AIM: Copy out the lines below with no changes.

[Labeled box records]

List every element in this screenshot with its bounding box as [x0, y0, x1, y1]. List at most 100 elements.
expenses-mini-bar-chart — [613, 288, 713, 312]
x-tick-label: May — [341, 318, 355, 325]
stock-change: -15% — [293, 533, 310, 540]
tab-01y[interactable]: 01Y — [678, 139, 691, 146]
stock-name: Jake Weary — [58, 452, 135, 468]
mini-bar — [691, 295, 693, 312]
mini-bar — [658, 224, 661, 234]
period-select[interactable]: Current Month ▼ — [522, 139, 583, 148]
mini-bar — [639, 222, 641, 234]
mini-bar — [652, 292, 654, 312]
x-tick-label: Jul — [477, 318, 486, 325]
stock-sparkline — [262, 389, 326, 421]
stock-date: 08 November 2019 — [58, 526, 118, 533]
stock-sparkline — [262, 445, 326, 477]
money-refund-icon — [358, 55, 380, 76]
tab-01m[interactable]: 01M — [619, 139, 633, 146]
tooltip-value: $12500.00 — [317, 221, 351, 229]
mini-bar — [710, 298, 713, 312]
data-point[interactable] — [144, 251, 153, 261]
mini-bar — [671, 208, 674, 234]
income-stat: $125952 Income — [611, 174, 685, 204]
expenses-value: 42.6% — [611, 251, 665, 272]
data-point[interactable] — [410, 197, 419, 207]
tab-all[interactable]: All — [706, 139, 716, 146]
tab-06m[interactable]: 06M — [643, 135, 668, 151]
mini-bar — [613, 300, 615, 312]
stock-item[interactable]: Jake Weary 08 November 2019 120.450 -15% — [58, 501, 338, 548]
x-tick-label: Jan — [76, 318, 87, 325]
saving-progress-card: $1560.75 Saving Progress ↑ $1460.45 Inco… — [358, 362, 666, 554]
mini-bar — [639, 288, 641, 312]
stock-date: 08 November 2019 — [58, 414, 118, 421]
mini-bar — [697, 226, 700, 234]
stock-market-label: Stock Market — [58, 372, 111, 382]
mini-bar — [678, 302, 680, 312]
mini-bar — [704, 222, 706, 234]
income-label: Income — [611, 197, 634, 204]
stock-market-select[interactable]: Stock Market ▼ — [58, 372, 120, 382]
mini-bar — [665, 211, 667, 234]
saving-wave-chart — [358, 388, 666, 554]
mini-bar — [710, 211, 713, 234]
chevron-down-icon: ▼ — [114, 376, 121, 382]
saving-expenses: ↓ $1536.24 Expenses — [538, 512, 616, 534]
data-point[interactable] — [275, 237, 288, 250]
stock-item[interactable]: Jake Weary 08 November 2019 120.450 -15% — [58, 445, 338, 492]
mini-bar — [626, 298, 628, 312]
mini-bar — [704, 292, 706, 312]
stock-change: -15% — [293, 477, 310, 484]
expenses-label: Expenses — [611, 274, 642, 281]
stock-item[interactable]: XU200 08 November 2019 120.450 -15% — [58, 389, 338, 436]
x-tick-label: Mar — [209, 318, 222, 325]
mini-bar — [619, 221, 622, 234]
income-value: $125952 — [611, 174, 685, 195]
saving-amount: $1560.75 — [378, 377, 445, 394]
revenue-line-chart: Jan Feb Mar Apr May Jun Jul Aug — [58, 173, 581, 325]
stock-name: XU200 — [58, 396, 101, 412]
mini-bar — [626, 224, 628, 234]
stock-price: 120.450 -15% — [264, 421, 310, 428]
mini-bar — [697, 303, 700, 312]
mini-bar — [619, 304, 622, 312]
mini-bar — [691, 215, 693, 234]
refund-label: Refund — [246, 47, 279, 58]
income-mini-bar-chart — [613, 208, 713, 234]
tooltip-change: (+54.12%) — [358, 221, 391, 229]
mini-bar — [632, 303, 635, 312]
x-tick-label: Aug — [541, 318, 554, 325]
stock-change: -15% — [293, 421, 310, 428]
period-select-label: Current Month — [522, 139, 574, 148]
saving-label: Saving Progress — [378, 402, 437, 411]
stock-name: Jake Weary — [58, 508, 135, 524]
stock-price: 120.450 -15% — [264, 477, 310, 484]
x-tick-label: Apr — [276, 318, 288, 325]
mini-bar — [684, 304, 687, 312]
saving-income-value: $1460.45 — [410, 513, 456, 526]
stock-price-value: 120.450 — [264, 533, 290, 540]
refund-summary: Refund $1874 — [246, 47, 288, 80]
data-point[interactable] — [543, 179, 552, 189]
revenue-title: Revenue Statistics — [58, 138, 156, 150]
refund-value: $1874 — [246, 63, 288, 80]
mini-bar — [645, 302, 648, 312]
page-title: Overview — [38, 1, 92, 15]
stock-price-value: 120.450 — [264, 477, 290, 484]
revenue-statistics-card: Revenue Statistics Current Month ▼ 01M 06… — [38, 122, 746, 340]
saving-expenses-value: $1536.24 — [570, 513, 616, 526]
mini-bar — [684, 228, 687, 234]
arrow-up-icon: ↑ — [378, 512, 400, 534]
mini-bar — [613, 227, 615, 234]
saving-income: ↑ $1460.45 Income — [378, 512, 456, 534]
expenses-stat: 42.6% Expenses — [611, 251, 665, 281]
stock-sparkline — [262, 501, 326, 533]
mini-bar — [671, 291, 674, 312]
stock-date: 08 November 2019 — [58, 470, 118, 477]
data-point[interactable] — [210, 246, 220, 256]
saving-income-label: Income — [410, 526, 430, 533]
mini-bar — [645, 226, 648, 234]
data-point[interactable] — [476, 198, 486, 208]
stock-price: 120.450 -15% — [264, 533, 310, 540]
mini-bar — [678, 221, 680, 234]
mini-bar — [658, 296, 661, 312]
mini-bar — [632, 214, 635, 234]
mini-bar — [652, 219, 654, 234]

THE SOLUTION:
List every element in this screenshot with its bounding box as [x0, y0, x1, y1]. List at most 100 elements.
expenses-mini-bar-chart — [613, 288, 713, 312]
x-tick-label: May — [341, 318, 355, 325]
stock-change: -15% — [293, 533, 310, 540]
tab-01y[interactable]: 01Y — [678, 139, 691, 146]
stock-name: Jake Weary — [58, 452, 135, 468]
mini-bar — [691, 295, 693, 312]
mini-bar — [658, 224, 661, 234]
period-select[interactable]: Current Month ▼ — [522, 139, 583, 148]
mini-bar — [639, 222, 641, 234]
mini-bar — [652, 292, 654, 312]
x-tick-label: Jul — [477, 318, 486, 325]
stock-sparkline — [262, 389, 326, 421]
stock-date: 08 November 2019 — [58, 526, 118, 533]
stock-sparkline — [262, 445, 326, 477]
money-refund-icon — [358, 55, 380, 76]
tab-01m[interactable]: 01M — [619, 139, 633, 146]
tooltip-value: $12500.00 — [317, 221, 351, 229]
mini-bar — [710, 298, 713, 312]
data-point[interactable] — [144, 251, 153, 261]
mini-bar — [671, 208, 674, 234]
income-stat: $125952 Income — [611, 174, 685, 204]
expenses-value: 42.6% — [611, 251, 665, 272]
data-point[interactable] — [410, 197, 419, 207]
tab-all[interactable]: All — [706, 139, 716, 146]
tab-06m[interactable]: 06M — [643, 135, 668, 151]
mini-bar — [613, 300, 615, 312]
stock-item[interactable]: Jake Weary 08 November 2019 120.450 -15% — [58, 501, 338, 548]
x-tick-label: Jan — [76, 318, 87, 325]
saving-progress-card: $1560.75 Saving Progress ↑ $1460.45 Inco… — [358, 362, 666, 554]
mini-bar — [639, 288, 641, 312]
stock-date: 08 November 2019 — [58, 414, 118, 421]
mini-bar — [697, 226, 700, 234]
stock-market-label: Stock Market — [58, 372, 111, 382]
mini-bar — [678, 302, 680, 312]
mini-bar — [704, 222, 706, 234]
income-label: Income — [611, 197, 634, 204]
stock-market-select[interactable]: Stock Market ▼ — [58, 372, 120, 382]
mini-bar — [665, 211, 667, 234]
saving-wave-chart — [358, 388, 666, 554]
mini-bar — [710, 211, 713, 234]
chevron-down-icon: ▼ — [114, 376, 121, 382]
saving-expenses: ↓ $1536.24 Expenses — [538, 512, 616, 534]
data-point[interactable] — [275, 237, 288, 250]
stock-item[interactable]: Jake Weary 08 November 2019 120.450 -15% — [58, 445, 338, 492]
mini-bar — [626, 298, 628, 312]
mini-bar — [704, 292, 706, 312]
stock-change: -15% — [293, 477, 310, 484]
expenses-label: Expenses — [611, 274, 642, 281]
stock-item[interactable]: XU200 08 November 2019 120.450 -15% — [58, 389, 338, 436]
x-tick-label: Mar — [209, 318, 222, 325]
mini-bar — [619, 221, 622, 234]
income-value: $125952 — [611, 174, 685, 195]
saving-amount: $1560.75 — [378, 377, 445, 394]
revenue-line-chart: Jan Feb Mar Apr May Jun Jul Aug — [58, 173, 581, 325]
stock-name: XU200 — [58, 396, 101, 412]
mini-bar — [626, 224, 628, 234]
stock-price: 120.450 -15% — [264, 421, 310, 428]
mini-bar — [697, 303, 700, 312]
mini-bar — [619, 304, 622, 312]
mini-bar — [691, 215, 693, 234]
refund-label: Refund — [246, 47, 279, 58]
income-mini-bar-chart — [613, 208, 713, 234]
tooltip-change: (+54.12%) — [358, 221, 391, 229]
mini-bar — [632, 303, 635, 312]
x-tick-label: Aug — [541, 318, 554, 325]
stock-change: -15% — [293, 421, 310, 428]
period-select-label: Current Month — [522, 139, 574, 148]
saving-label: Saving Progress — [378, 402, 437, 411]
stock-name: Jake Weary — [58, 508, 135, 524]
stock-price: 120.450 -15% — [264, 477, 310, 484]
x-tick-label: Apr — [276, 318, 288, 325]
mini-bar — [684, 304, 687, 312]
saving-income-value: $1460.45 — [410, 513, 456, 526]
stock-price-value: 120.450 — [264, 533, 290, 540]
refund-summary: Refund $1874 — [246, 47, 288, 80]
data-point[interactable] — [543, 179, 552, 189]
revenue-title: Revenue Statistics — [58, 138, 156, 150]
refund-value: $1874 — [246, 63, 288, 80]
mini-bar — [645, 302, 648, 312]
page-title: Overview — [38, 1, 92, 15]
stock-price-value: 120.450 — [264, 477, 290, 484]
revenue-statistics-card: Revenue Statistics Current Month ▼ 01M 06… — [38, 122, 746, 340]
saving-expenses-value: $1536.24 — [570, 513, 616, 526]
mini-bar — [684, 228, 687, 234]
arrow-up-icon: ↑ — [378, 512, 400, 534]
mini-bar — [613, 227, 615, 234]
saving-income: ↑ $1460.45 Income — [378, 512, 456, 534]
expenses-stat: 42.6% Expenses — [611, 251, 665, 281]
stock-sparkline — [262, 501, 326, 533]
mini-bar — [671, 291, 674, 312]
stock-date: 08 November 2019 — [58, 470, 118, 477]
data-point[interactable] — [210, 246, 220, 256]
saving-income-label: Income — [410, 526, 430, 533]
mini-bar — [645, 226, 648, 234]
data-point[interactable] — [476, 198, 486, 208]
stock-price: 120.450 -15% — [264, 533, 310, 540]
mini-bar — [678, 221, 680, 234]
mini-bar — [658, 296, 661, 312]
mini-bar — [632, 214, 635, 234]
mini-bar — [652, 219, 654, 234]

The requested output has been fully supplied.